--- BEGIN Stored data ---

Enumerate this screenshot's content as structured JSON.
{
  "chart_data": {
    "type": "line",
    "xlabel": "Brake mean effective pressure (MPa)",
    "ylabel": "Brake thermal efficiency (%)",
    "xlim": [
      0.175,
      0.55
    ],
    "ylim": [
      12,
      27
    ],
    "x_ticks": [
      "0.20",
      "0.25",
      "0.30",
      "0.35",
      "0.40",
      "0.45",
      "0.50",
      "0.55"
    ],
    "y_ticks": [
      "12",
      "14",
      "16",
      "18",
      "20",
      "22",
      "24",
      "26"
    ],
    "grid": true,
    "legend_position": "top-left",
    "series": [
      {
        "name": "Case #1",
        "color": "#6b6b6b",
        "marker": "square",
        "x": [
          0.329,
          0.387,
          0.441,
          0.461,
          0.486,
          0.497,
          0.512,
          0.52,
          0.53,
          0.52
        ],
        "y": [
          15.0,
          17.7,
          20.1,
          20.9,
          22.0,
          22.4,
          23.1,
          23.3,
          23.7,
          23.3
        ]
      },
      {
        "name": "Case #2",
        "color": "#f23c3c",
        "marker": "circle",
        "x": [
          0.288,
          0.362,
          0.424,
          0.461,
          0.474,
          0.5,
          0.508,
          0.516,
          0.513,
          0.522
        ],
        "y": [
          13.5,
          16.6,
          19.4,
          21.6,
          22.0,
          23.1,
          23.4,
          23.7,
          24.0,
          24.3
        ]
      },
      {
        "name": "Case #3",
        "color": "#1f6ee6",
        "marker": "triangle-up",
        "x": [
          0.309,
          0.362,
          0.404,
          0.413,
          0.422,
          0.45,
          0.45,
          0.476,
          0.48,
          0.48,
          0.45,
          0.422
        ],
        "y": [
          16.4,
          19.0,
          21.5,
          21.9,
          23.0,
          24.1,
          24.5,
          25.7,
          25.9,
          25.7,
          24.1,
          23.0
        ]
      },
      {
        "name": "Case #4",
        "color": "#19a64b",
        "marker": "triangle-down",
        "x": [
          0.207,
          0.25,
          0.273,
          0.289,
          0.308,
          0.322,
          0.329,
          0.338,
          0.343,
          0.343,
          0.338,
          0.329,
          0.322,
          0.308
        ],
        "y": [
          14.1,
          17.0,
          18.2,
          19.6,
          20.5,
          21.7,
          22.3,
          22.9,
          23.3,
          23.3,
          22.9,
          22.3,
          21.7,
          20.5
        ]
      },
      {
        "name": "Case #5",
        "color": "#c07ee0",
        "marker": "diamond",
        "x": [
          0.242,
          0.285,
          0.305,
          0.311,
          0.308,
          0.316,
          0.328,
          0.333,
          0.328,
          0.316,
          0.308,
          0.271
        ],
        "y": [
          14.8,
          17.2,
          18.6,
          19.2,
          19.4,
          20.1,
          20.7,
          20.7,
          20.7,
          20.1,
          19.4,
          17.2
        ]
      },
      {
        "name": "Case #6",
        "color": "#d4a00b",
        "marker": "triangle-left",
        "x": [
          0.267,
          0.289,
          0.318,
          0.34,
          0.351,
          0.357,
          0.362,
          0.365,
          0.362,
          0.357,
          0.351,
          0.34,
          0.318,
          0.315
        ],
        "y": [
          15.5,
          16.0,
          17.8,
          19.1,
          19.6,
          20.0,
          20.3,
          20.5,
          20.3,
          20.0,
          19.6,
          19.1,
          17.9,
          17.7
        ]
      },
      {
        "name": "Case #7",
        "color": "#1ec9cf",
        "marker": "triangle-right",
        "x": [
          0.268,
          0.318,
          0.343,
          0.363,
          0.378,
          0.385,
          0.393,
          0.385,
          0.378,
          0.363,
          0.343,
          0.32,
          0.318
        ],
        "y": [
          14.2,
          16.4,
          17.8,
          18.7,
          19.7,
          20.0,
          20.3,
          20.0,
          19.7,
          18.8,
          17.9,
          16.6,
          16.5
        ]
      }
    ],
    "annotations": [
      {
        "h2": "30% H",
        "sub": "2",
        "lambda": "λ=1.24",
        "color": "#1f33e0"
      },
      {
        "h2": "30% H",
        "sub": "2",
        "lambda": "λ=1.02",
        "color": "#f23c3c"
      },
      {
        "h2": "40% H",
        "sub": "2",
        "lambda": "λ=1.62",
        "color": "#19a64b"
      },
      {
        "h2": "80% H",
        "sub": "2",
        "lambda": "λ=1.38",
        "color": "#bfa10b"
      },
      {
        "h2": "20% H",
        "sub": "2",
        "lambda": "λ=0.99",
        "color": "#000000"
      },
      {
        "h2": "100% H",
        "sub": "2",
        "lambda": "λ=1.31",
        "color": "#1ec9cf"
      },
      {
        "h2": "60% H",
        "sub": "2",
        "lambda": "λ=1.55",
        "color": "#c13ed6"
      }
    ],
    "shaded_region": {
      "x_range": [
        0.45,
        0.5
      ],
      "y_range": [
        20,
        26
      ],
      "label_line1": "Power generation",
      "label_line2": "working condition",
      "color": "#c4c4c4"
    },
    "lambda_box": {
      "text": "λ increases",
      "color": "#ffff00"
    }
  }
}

--- END Stored data ---

### [What needs to be done]
Every record shown above must be echoed exactly.

### [Response]
Enumerate this screenshot's content as structured JSON.
{
  "chart_data": {
    "type": "line",
    "xlabel": "Brake mean effective pressure (MPa)",
    "ylabel": "Brake thermal efficiency (%)",
    "xlim": [
      0.175,
      0.55
    ],
    "ylim": [
      12,
      27
    ],
    "x_ticks": [
      "0.20",
      "0.25",
      "0.30",
      "0.35",
      "0.40",
      "0.45",
      "0.50",
      "0.55"
    ],
    "y_ticks": [
      "12",
      "14",
      "16",
      "18",
      "20",
      "22",
      "24",
      "26"
    ],
    "grid": true,
    "legend_position": "top-left",
    "series": [
      {
        "name": "Case #1",
        "color": "#6b6b6b",
        "marker": "square",
        "x": [
          0.329,
          0.387,
          0.441,
          0.461,
          0.486,
          0.497,
          0.512,
          0.52,
          0.53,
          0.52
        ],
        "y": [
          15.0,
          17.7,
          20.1,
          20.9,
          22.0,
          22.4,
          23.1,
          23.3,
          23.7,
          23.3
        ]
      },
      {
        "name": "Case #2",
        "color": "#f23c3c",
        "marker": "circle",
        "x": [
          0.288,
          0.362,
          0.424,
          0.461,
          0.474,
          0.5,
          0.508,
          0.516,
          0.513,
          0.522
        ],
        "y": [
          13.5,
          16.6,
          19.4,
          21.6,
          22.0,
          23.1,
          23.4,
          23.7,
          24.0,
          24.3
        ]
      },
      {
        "name": "Case #3",
        "color": "#1f6ee6",
        "marker": "triangle-up",
        "x": [
          0.309,
          0.362,
          0.404,
          0.413,
          0.422,
          0.45,
          0.45,
          0.476,
          0.48,
          0.48,
          0.45,
          0.422
        ],
        "y": [
          16.4,
          19.0,
          21.5,
          21.9,
          23.0,
          24.1,
          24.5,
          25.7,
          25.9,
          25.7,
          24.1,
          23.0
        ]
      },
      {
        "name": "Case #4",
        "color": "#19a64b",
        "marker": "triangle-down",
        "x": [
          0.207,
          0.25,
          0.273,
          0.289,
          0.308,
          0.322,
          0.329,
          0.338,
          0.343,
          0.343,
          0.338,
          0.329,
          0.322,
          0.308
        ],
        "y": [
          14.1,
          17.0,
          18.2,
          19.6,
          20.5,
          21.7,
          22.3,
          22.9,
          23.3,
          23.3,
          22.9,
          22.3,
          21.7,
          20.5
        ]
      },
      {
        "name": "Case #5",
        "color": "#c07ee0",
        "marker": "diamond",
        "x": [
          0.242,
          0.285,
          0.305,
          0.311,
          0.308,
          0.316,
          0.328,
          0.333,
          0.328,
          0.316,
          0.308,
          0.271
        ],
        "y": [
          14.8,
          17.2,
          18.6,
          19.2,
          19.4,
          20.1,
          20.7,
          20.7,
          20.7,
          20.1,
          19.4,
          17.2
        ]
      },
      {
        "name": "Case #6",
        "color": "#d4a00b",
        "marker": "triangle-left",
        "x": [
          0.267,
          0.289,
          0.318,
          0.34,
          0.351,
          0.357,
          0.362,
          0.365,
          0.362,
          0.357,
          0.351,
          0.34,
          0.318,
          0.315
        ],
        "y": [
          15.5,
          16.0,
          17.8,
          19.1,
          19.6,
          20.0,
          20.3,
          20.5,
          20.3,
          20.0,
          19.6,
          19.1,
          17.9,
          17.7
        ]
      },
      {
        "name": "Case #7",
        "color": "#1ec9cf",
        "marker": "triangle-right",
        "x": [
          0.268,
          0.318,
          0.343,
          0.363,
          0.378,
          0.385,
          0.393,
          0.385,
          0.378,
          0.363,
          0.343,
          0.32,
          0.318
        ],
        "y": [
          14.2,
          16.4,
          17.8,
          18.7,
          19.7,
          20.0,
          20.3,
          20.0,
          19.7,
          18.8,
          17.9,
          16.6,
          16.5
        ]
      }
    ],
    "annotations": [
      {
        "h2": "30% H",
        "sub": "2",
        "lambda": "λ=1.24",
        "color": "#1f33e0"
      },
      {
        "h2": "30% H",
        "sub": "2",
        "lambda": "λ=1.02",
        "color": "#f23c3c"
      },
      {
        "h2": "40% H",
        "sub": "2",
        "lambda": "λ=1.62",
        "color": "#19a64b"
      },
      {
        "h2": "80% H",
        "sub": "2",
        "lambda": "λ=1.38",
        "color": "#bfa10b"
      },
      {
        "h2": "20% H",
        "sub": "2",
        "lambda": "λ=0.99",
        "color": "#000000"
      },
      {
        "h2": "100% H",
        "sub": "2",
        "lambda": "λ=1.31",
        "color": "#1ec9cf"
      },
      {
        "h2": "60% H",
        "sub": "2",
        "lambda": "λ=1.55",
        "color": "#c13ed6"
      }
    ],
    "shaded_region": {
      "x_range": [
        0.45,
        0.5
      ],
      "y_range": [
        20,
        26
      ],
      "label_line1": "Power generation",
      "label_line2": "working condition",
      "color": "#c4c4c4"
    },
    "lambda_box": {
      "text": "λ increases",
      "color": "#ffff00"
    }
  }
}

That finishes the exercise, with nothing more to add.